━━ MATERIAL TO PROCESS

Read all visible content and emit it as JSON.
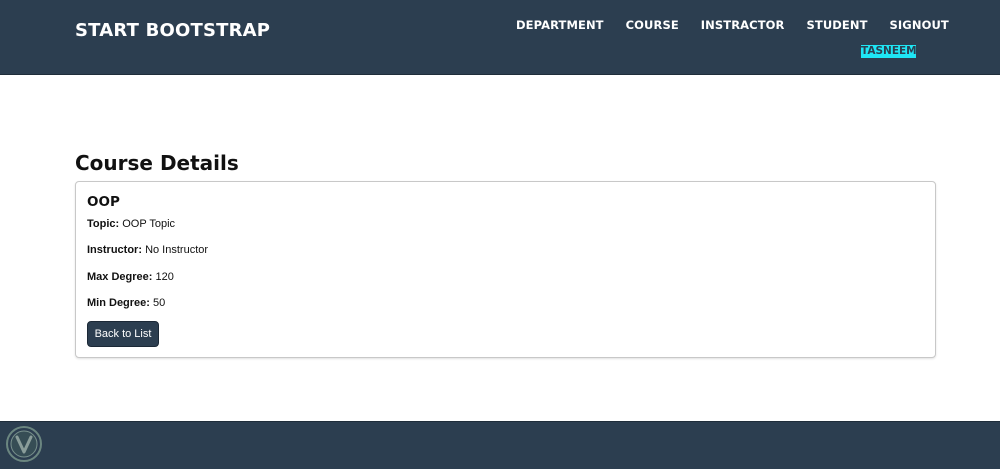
{
  "navbar": {
    "brand": "START BOOTSTRAP",
    "links": [
      "DEPARTMENT",
      "COURSE",
      "INSTRACTOR",
      "STUDENT",
      "SIGNOUT"
    ],
    "user": "TASNEEM"
  },
  "main": {
    "title": "Course Details",
    "course": {
      "name": "OOP",
      "fields": [
        {
          "label": "Topic:",
          "value": "OOP Topic"
        },
        {
          "label": "Instructor:",
          "value": "No Instructor"
        },
        {
          "label": "Max Degree:",
          "value": "120"
        },
        {
          "label": "Min Degree:",
          "value": "50"
        }
      ]
    },
    "back_button": "Back to List"
  },
  "colors": {
    "navbar_bg": "#2c3e50",
    "badge_bg": "#1ee6f5",
    "button_bg": "#2c3e50",
    "footer_bg": "#2c3e50"
  },
  "icons": {
    "watermark": "shield-logo-icon"
  }
}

━━━━

## EXERCISE DIRECTIONS:
Without the pictures, extract every entry verbatim.

## RESPONSE TO THIS EXERCISE:
Read all visible content and emit it as JSON.
{
  "navbar": {
    "brand": "START BOOTSTRAP",
    "links": [
      "DEPARTMENT",
      "COURSE",
      "INSTRACTOR",
      "STUDENT",
      "SIGNOUT"
    ],
    "user": "TASNEEM"
  },
  "main": {
    "title": "Course Details",
    "course": {
      "name": "OOP",
      "fields": [
        {
          "label": "Topic:",
          "value": "OOP Topic"
        },
        {
          "label": "Instructor:",
          "value": "No Instructor"
        },
        {
          "label": "Max Degree:",
          "value": "120"
        },
        {
          "label": "Min Degree:",
          "value": "50"
        }
      ]
    },
    "back_button": "Back to List"
  },
  "colors": {
    "navbar_bg": "#2c3e50",
    "badge_bg": "#1ee6f5",
    "button_bg": "#2c3e50",
    "footer_bg": "#2c3e50"
  },
  "icons": {
    "watermark": "shield-logo-icon"
  }
}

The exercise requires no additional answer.